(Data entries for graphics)
•••
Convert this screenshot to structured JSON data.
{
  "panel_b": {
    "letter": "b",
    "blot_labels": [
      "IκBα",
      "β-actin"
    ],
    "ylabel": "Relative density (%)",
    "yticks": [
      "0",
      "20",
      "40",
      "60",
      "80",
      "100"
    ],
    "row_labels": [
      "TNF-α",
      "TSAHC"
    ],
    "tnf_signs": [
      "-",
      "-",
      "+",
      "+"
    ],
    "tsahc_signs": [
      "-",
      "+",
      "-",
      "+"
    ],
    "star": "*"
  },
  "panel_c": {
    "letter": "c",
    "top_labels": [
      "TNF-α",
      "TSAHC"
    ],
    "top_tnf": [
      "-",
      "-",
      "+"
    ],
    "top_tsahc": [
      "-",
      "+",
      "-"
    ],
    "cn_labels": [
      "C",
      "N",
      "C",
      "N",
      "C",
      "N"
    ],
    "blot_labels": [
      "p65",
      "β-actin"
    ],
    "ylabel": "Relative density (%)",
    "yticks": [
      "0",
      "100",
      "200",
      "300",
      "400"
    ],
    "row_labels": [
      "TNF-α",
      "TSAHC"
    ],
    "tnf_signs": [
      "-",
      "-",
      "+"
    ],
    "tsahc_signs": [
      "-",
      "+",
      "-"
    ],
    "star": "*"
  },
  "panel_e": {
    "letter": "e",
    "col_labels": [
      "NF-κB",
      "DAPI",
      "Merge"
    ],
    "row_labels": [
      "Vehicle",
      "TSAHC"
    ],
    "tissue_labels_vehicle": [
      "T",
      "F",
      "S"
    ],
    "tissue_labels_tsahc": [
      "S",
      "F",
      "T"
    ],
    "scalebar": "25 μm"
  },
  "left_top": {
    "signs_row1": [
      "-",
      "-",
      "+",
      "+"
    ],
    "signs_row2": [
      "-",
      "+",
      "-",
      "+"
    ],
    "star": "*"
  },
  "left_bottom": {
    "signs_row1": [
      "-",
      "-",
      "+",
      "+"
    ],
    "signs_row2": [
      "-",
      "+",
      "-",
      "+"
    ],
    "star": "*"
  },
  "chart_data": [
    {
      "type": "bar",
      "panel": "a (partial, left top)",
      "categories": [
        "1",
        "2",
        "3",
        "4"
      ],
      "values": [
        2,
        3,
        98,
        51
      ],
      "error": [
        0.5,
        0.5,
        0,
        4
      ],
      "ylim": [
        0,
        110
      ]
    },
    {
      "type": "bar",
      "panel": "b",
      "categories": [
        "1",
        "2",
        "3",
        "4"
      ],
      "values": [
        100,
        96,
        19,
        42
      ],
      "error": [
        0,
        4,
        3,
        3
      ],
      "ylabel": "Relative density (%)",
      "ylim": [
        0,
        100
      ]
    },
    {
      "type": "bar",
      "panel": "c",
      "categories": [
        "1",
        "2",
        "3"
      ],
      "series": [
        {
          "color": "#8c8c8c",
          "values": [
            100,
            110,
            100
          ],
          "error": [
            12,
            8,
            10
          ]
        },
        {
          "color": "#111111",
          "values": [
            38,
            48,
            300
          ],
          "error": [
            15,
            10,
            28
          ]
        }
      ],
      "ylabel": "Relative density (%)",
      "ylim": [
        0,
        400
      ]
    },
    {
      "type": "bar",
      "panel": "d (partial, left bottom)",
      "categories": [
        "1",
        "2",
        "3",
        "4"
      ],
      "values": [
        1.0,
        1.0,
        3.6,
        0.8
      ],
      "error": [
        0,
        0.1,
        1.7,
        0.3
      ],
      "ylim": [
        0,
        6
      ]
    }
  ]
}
•••
What is needed here is an exact reproduction of all the entries.

> _Problem solution_:
Convert this screenshot to structured JSON data.
{
  "panel_b": {
    "letter": "b",
    "blot_labels": [
      "IκBα",
      "β-actin"
    ],
    "ylabel": "Relative density (%)",
    "yticks": [
      "0",
      "20",
      "40",
      "60",
      "80",
      "100"
    ],
    "row_labels": [
      "TNF-α",
      "TSAHC"
    ],
    "tnf_signs": [
      "-",
      "-",
      "+",
      "+"
    ],
    "tsahc_signs": [
      "-",
      "+",
      "-",
      "+"
    ],
    "star": "*"
  },
  "panel_c": {
    "letter": "c",
    "top_labels": [
      "TNF-α",
      "TSAHC"
    ],
    "top_tnf": [
      "-",
      "-",
      "+"
    ],
    "top_tsahc": [
      "-",
      "+",
      "-"
    ],
    "cn_labels": [
      "C",
      "N",
      "C",
      "N",
      "C",
      "N"
    ],
    "blot_labels": [
      "p65",
      "β-actin"
    ],
    "ylabel": "Relative density (%)",
    "yticks": [
      "0",
      "100",
      "200",
      "300",
      "400"
    ],
    "row_labels": [
      "TNF-α",
      "TSAHC"
    ],
    "tnf_signs": [
      "-",
      "-",
      "+"
    ],
    "tsahc_signs": [
      "-",
      "+",
      "-"
    ],
    "star": "*"
  },
  "panel_e": {
    "letter": "e",
    "col_labels": [
      "NF-κB",
      "DAPI",
      "Merge"
    ],
    "row_labels": [
      "Vehicle",
      "TSAHC"
    ],
    "tissue_labels_vehicle": [
      "T",
      "F",
      "S"
    ],
    "tissue_labels_tsahc": [
      "S",
      "F",
      "T"
    ],
    "scalebar": "25 μm"
  },
  "left_top": {
    "signs_row1": [
      "-",
      "-",
      "+",
      "+"
    ],
    "signs_row2": [
      "-",
      "+",
      "-",
      "+"
    ],
    "star": "*"
  },
  "left_bottom": {
    "signs_row1": [
      "-",
      "-",
      "+",
      "+"
    ],
    "signs_row2": [
      "-",
      "+",
      "-",
      "+"
    ],
    "star": "*"
  },
  "chart_data": [
    {
      "type": "bar",
      "panel": "a (partial, left top)",
      "categories": [
        "1",
        "2",
        "3",
        "4"
      ],
      "values": [
        2,
        3,
        98,
        51
      ],
      "error": [
        0.5,
        0.5,
        0,
        4
      ],
      "ylim": [
        0,
        110
      ]
    },
    {
      "type": "bar",
      "panel": "b",
      "categories": [
        "1",
        "2",
        "3",
        "4"
      ],
      "values": [
        100,
        96,
        19,
        42
      ],
      "error": [
        0,
        4,
        3,
        3
      ],
      "ylabel": "Relative density (%)",
      "ylim": [
        0,
        100
      ]
    },
    {
      "type": "bar",
      "panel": "c",
      "categories": [
        "1",
        "2",
        "3"
      ],
      "series": [
        {
          "color": "#8c8c8c",
          "values": [
            100,
            110,
            100
          ],
          "error": [
            12,
            8,
            10
          ]
        },
        {
          "color": "#111111",
          "values": [
            38,
            48,
            300
          ],
          "error": [
            15,
            10,
            28
          ]
        }
      ],
      "ylabel": "Relative density (%)",
      "ylim": [
        0,
        400
      ]
    },
    {
      "type": "bar",
      "panel": "d (partial, left bottom)",
      "categories": [
        "1",
        "2",
        "3",
        "4"
      ],
      "values": [
        1.0,
        1.0,
        3.6,
        0.8
      ],
      "error": [
        0,
        0.1,
        1.7,
        0.3
      ],
      "ylim": [
        0,
        6
      ]
    }
  ]
}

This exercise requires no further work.